→ Task directions: Your task is to copy each line that has the word "name".

[Rows from a dataset]
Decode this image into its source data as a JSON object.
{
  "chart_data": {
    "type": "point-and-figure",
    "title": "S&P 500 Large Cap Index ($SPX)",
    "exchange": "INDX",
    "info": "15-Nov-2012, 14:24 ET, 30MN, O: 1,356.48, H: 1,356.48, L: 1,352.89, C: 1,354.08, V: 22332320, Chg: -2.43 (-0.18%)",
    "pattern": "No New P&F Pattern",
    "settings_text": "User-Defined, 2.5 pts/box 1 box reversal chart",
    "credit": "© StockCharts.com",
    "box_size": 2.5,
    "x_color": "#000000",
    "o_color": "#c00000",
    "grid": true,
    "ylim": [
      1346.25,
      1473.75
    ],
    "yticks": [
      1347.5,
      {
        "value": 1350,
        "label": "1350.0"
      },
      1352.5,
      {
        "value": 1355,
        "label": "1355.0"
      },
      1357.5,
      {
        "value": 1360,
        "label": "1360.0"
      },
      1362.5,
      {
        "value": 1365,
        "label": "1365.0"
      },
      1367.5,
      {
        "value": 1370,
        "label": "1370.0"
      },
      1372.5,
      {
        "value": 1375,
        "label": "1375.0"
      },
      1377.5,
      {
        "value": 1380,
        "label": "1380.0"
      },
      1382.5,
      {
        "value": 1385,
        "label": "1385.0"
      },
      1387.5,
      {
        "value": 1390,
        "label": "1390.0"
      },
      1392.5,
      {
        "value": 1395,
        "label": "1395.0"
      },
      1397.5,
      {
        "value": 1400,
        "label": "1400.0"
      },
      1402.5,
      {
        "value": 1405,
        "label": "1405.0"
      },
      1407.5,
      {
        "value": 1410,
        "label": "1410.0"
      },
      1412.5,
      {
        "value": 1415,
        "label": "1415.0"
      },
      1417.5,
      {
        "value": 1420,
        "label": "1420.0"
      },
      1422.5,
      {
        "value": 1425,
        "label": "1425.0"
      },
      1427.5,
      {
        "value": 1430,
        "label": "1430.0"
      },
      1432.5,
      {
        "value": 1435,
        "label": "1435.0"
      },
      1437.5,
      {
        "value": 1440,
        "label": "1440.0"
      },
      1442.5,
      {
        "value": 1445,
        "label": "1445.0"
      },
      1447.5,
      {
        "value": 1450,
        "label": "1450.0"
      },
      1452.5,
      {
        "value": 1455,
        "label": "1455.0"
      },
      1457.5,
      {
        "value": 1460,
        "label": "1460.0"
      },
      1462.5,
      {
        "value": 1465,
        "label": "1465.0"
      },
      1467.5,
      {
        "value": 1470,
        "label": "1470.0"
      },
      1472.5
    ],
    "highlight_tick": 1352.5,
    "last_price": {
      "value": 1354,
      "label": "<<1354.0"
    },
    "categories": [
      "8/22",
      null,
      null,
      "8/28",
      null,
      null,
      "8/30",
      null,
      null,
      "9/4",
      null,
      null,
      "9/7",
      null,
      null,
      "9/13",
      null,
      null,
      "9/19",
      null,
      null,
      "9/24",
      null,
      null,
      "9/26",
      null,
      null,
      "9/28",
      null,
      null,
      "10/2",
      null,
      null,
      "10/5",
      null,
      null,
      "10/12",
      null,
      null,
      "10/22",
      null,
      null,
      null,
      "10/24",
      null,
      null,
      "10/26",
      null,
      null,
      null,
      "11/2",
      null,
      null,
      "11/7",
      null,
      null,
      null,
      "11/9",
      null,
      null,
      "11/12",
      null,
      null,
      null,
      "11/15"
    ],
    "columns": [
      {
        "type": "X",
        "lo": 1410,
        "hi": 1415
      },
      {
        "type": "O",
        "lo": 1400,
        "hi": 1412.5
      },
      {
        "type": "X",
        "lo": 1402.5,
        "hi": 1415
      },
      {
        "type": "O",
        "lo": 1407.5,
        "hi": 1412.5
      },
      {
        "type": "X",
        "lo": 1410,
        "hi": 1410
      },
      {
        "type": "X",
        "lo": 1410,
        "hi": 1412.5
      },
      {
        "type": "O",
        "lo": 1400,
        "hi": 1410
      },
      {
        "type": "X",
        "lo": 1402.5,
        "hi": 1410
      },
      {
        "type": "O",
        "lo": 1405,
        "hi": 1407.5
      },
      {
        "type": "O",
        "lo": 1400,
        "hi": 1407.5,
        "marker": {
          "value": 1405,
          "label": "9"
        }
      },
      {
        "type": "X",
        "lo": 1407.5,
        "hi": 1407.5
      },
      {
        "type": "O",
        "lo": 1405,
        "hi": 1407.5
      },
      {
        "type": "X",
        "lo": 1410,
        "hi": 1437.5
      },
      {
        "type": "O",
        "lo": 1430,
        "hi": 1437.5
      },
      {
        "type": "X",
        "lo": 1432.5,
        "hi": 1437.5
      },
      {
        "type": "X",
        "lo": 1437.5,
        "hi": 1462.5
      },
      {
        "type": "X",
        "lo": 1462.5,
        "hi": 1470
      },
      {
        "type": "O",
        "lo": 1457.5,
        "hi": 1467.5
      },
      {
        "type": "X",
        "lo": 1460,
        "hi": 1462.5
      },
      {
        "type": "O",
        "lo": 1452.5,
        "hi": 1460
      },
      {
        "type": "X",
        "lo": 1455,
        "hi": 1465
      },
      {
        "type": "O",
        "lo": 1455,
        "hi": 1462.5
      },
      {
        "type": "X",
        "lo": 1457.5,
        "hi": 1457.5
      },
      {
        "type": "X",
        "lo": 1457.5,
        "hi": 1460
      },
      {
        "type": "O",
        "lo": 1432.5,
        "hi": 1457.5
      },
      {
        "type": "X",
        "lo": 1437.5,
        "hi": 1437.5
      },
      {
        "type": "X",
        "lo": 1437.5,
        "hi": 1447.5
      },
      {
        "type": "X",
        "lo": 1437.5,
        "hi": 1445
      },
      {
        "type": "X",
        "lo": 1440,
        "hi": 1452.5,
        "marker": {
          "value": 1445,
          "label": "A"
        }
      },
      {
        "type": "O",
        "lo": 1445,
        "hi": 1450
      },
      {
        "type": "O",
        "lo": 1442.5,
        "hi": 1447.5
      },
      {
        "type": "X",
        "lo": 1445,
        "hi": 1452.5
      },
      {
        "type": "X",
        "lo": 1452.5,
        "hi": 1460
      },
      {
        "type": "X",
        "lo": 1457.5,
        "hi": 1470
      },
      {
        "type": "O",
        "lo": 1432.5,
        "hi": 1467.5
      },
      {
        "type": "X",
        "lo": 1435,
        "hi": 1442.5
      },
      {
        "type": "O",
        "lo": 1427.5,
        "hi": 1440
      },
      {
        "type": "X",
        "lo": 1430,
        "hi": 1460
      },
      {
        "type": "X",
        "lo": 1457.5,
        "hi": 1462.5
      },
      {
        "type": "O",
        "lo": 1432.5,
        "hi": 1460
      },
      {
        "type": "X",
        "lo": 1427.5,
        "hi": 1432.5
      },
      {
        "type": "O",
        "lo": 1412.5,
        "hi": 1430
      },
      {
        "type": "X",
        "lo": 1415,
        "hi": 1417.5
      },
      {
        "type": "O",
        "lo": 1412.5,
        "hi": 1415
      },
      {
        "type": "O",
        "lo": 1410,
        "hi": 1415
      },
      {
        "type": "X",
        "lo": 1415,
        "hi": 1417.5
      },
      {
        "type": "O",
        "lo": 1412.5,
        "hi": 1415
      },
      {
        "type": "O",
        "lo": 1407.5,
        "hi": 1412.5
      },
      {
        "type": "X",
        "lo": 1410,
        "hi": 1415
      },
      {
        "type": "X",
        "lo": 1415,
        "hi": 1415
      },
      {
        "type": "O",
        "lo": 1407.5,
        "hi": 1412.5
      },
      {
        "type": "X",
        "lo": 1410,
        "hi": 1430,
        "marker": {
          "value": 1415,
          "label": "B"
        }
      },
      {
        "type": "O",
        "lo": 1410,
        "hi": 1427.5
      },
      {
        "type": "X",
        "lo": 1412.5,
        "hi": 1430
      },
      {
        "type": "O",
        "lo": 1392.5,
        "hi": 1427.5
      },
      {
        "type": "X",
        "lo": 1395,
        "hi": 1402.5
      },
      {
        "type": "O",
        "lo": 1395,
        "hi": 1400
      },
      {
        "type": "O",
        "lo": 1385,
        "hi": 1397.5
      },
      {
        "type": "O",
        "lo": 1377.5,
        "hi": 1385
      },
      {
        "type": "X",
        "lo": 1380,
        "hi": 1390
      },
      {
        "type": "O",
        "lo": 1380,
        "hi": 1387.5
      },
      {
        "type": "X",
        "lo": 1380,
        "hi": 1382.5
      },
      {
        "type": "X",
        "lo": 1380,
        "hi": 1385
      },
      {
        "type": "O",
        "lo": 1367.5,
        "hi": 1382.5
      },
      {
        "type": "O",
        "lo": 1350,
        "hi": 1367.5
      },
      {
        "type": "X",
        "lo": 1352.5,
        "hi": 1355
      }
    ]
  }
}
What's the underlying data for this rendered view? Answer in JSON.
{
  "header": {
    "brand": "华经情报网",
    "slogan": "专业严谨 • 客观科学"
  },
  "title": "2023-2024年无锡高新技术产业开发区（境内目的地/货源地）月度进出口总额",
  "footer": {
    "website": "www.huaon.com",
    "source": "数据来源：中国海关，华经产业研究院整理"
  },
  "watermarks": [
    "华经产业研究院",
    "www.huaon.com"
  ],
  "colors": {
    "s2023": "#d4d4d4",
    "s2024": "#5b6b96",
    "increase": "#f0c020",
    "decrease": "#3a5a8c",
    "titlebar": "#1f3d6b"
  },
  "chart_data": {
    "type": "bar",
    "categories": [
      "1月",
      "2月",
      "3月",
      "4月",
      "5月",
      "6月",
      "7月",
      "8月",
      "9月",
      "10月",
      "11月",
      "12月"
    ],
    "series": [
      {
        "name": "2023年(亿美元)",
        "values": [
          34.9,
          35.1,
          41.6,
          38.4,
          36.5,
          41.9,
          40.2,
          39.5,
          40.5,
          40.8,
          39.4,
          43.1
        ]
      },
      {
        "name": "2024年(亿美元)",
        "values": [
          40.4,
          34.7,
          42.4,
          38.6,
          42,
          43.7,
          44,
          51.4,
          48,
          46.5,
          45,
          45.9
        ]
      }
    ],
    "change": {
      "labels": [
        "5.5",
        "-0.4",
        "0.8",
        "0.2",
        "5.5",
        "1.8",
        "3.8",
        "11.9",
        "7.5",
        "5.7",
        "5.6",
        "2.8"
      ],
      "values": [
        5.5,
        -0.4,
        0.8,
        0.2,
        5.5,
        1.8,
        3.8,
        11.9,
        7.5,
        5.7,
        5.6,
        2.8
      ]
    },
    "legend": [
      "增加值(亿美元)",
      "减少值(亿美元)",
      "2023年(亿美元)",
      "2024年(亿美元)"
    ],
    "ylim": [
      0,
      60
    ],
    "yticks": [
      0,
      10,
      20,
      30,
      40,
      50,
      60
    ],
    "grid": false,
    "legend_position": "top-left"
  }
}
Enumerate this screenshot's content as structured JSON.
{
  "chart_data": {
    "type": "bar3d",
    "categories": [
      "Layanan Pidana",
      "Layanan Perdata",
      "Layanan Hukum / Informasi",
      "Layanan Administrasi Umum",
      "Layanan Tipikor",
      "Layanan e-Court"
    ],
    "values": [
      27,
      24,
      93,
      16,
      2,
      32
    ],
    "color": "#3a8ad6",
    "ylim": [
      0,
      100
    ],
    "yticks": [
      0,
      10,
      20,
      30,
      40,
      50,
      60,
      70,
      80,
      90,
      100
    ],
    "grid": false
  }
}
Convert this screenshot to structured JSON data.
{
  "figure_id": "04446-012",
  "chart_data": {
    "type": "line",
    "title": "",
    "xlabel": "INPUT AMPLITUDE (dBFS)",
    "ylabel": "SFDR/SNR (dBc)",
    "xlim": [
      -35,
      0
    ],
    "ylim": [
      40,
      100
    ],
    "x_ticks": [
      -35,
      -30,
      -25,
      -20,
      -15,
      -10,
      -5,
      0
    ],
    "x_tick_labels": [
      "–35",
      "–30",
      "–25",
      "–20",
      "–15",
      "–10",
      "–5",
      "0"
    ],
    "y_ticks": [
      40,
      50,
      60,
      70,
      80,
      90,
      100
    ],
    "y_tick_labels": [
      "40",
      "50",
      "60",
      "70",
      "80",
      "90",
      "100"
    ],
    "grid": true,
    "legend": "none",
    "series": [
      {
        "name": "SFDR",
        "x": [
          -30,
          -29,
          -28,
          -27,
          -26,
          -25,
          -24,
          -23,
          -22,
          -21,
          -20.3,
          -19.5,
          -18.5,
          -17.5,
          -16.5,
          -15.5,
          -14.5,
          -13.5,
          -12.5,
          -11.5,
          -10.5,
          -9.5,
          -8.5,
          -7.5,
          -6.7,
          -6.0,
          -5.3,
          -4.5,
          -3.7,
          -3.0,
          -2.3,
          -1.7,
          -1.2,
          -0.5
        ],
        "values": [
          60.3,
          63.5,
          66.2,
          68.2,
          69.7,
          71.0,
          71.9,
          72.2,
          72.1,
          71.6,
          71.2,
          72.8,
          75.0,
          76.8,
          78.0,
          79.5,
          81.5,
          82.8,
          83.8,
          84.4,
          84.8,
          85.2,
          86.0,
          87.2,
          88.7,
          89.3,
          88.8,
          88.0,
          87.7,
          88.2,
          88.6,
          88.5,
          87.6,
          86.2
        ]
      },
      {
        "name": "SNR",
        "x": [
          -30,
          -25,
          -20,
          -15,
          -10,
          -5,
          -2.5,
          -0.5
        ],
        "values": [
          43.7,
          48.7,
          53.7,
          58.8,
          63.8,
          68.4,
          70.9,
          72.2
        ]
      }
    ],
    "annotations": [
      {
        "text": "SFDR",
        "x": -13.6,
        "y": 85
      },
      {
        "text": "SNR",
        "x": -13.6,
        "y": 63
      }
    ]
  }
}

→ Solution below:
        "name": "2023年(亿美元)",
        "name": "2024年(亿美元)",
        "name": "SFDR",
        "name": "SNR",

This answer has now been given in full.